- Your objective:
Transcribe without alteration every line from the first line of the spatial layout data through the line containing "- genre-name: House: [447, 411, 515, 432]", including both of these lines.

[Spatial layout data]
——
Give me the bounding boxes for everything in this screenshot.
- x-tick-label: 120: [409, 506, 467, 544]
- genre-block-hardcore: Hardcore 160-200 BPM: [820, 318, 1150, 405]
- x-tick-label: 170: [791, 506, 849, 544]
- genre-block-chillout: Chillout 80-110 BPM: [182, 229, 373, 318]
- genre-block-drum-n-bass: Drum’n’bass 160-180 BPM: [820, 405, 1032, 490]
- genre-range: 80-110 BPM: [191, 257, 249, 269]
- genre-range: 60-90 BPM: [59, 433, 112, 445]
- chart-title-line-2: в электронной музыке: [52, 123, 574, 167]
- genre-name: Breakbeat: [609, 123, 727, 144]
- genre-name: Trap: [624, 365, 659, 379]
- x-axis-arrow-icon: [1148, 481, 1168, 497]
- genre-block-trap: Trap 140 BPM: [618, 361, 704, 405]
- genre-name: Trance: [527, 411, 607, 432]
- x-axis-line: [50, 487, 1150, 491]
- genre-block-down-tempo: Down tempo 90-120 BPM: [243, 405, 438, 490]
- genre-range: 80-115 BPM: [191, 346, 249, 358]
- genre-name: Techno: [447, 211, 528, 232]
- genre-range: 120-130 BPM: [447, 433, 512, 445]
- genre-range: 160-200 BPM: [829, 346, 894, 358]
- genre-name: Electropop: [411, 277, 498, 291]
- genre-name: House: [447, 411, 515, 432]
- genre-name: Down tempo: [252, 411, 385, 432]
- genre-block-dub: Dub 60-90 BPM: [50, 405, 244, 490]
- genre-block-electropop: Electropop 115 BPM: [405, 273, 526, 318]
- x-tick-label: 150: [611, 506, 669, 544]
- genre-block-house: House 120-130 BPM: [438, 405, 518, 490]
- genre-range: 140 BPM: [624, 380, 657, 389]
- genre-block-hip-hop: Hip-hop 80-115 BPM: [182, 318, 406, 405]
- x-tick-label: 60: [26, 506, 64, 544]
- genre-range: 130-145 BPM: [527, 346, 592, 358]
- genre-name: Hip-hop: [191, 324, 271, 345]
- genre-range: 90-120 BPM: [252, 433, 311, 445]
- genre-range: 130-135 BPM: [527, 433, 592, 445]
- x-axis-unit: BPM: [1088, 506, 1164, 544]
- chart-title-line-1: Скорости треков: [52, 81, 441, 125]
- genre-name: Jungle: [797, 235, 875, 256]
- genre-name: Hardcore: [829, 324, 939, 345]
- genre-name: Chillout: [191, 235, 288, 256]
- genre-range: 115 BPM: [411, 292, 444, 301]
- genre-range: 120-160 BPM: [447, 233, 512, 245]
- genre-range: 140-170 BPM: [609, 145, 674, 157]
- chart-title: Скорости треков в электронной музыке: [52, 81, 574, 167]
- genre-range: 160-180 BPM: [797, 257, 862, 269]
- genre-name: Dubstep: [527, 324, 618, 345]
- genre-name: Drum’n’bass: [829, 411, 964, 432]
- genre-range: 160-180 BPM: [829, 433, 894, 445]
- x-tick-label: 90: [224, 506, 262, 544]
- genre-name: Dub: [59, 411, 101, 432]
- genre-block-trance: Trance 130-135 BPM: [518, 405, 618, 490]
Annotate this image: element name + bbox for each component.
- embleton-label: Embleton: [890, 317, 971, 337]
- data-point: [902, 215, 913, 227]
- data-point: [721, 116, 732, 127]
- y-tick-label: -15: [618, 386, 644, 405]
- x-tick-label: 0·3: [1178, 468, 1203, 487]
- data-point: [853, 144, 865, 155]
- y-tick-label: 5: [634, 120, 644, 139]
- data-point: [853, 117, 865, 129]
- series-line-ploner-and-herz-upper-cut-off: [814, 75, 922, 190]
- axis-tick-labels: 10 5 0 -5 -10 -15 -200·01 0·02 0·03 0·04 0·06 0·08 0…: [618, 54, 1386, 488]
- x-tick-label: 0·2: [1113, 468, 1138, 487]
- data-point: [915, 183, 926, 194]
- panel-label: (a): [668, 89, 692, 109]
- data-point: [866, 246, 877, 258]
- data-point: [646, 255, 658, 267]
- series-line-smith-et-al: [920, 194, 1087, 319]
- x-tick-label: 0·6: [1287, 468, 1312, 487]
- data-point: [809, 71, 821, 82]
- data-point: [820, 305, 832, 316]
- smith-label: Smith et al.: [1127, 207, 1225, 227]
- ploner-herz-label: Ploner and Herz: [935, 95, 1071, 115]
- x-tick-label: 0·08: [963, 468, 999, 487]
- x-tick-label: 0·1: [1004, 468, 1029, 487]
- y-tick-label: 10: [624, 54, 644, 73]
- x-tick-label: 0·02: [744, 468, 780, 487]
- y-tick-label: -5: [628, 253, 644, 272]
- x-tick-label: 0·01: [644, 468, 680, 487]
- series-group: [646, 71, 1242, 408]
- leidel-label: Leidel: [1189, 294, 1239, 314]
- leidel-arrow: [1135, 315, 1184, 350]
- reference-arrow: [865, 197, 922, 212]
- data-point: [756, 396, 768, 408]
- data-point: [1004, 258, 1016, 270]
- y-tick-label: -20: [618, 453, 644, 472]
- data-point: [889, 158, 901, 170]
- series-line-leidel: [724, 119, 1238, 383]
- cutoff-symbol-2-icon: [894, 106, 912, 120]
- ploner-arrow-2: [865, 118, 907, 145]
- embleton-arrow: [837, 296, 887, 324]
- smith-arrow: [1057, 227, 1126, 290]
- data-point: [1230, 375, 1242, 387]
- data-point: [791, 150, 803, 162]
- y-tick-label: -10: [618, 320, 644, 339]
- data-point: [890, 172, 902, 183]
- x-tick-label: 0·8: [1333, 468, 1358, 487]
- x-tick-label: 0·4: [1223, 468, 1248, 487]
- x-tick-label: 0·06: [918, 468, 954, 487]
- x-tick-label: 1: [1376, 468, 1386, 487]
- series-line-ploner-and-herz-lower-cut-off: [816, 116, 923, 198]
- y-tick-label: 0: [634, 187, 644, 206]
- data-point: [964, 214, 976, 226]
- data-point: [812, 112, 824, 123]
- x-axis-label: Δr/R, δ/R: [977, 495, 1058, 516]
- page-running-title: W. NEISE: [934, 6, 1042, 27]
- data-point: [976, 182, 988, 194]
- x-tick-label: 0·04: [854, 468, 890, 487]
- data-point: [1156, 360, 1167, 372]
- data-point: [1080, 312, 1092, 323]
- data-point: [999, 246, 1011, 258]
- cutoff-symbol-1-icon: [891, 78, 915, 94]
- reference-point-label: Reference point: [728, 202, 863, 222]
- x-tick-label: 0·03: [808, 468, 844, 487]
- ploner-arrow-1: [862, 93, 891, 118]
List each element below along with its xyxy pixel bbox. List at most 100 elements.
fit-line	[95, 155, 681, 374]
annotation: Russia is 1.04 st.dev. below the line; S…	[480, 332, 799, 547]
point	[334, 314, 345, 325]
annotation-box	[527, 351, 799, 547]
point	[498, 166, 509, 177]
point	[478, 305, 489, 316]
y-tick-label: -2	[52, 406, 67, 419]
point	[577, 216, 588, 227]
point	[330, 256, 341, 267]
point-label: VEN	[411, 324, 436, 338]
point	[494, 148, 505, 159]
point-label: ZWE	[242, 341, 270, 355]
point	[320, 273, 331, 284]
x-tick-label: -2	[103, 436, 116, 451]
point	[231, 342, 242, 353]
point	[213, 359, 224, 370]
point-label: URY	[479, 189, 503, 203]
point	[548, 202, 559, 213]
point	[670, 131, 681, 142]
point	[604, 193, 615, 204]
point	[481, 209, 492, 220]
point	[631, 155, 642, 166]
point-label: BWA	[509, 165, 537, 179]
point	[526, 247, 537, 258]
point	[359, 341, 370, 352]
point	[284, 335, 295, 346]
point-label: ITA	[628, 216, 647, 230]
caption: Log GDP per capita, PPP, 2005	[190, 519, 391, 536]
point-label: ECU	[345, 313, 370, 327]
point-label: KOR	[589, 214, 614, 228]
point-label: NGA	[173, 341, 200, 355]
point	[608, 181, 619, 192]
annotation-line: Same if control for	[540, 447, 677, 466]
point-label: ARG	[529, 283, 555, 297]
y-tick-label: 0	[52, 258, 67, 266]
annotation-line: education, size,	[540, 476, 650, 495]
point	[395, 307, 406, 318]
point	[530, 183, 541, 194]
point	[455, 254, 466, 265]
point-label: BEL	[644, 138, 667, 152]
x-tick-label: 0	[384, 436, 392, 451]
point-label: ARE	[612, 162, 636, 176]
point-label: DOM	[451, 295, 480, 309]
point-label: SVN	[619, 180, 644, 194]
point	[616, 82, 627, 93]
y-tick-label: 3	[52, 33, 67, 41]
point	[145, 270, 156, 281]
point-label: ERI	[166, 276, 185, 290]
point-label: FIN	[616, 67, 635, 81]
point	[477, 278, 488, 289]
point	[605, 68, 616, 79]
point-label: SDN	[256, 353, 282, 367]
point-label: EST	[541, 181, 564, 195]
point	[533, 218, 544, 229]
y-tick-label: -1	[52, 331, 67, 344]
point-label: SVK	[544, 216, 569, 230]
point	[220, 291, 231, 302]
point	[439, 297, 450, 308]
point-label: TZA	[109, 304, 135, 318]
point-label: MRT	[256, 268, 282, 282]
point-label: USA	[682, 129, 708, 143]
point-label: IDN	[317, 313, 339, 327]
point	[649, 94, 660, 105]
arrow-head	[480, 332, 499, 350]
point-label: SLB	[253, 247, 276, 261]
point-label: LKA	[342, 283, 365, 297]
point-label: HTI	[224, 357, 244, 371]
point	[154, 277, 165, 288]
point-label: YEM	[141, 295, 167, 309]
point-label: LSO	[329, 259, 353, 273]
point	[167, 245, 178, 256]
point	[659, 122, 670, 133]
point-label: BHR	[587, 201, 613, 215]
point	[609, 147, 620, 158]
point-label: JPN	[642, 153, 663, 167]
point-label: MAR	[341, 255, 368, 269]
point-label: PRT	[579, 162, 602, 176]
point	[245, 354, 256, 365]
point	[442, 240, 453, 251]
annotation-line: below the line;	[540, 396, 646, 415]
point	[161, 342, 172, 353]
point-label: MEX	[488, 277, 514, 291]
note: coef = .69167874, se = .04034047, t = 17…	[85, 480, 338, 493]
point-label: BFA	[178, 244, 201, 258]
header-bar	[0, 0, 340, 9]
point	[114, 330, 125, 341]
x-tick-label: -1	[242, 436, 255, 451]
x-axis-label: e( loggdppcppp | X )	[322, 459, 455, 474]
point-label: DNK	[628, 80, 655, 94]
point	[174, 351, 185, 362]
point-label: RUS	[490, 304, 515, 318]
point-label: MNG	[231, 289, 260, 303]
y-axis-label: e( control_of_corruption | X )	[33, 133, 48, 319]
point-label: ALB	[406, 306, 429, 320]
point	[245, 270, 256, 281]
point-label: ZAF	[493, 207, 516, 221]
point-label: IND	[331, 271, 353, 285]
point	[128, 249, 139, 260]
——
- Answer for this exercise:
Give me the bounding boxes for everything in this screenshot.
- x-tick-label: 120: [409, 506, 467, 544]
- genre-block-hardcore: Hardcore 160-200 BPM: [820, 318, 1150, 405]
- x-tick-label: 170: [791, 506, 849, 544]
- genre-block-chillout: Chillout 80-110 BPM: [182, 229, 373, 318]
- genre-block-drum-n-bass: Drum’n’bass 160-180 BPM: [820, 405, 1032, 490]
- genre-range: 80-110 BPM: [191, 257, 249, 269]
- genre-range: 60-90 BPM: [59, 433, 112, 445]
- chart-title-line-2: в электронной музыке: [52, 123, 574, 167]
- genre-name: Breakbeat: [609, 123, 727, 144]
- genre-name: Trap: [624, 365, 659, 379]
- x-axis-arrow-icon: [1148, 481, 1168, 497]
- genre-block-trap: Trap 140 BPM: [618, 361, 704, 405]
- genre-name: Trance: [527, 411, 607, 432]
- x-axis-line: [50, 487, 1150, 491]
- genre-block-down-tempo: Down tempo 90-120 BPM: [243, 405, 438, 490]
- genre-range: 80-115 BPM: [191, 346, 249, 358]
- genre-name: Techno: [447, 211, 528, 232]
- genre-range: 120-130 BPM: [447, 433, 512, 445]
- genre-range: 160-200 BPM: [829, 346, 894, 358]
- genre-name: Electropop: [411, 277, 498, 291]
- genre-name: House: [447, 411, 515, 432]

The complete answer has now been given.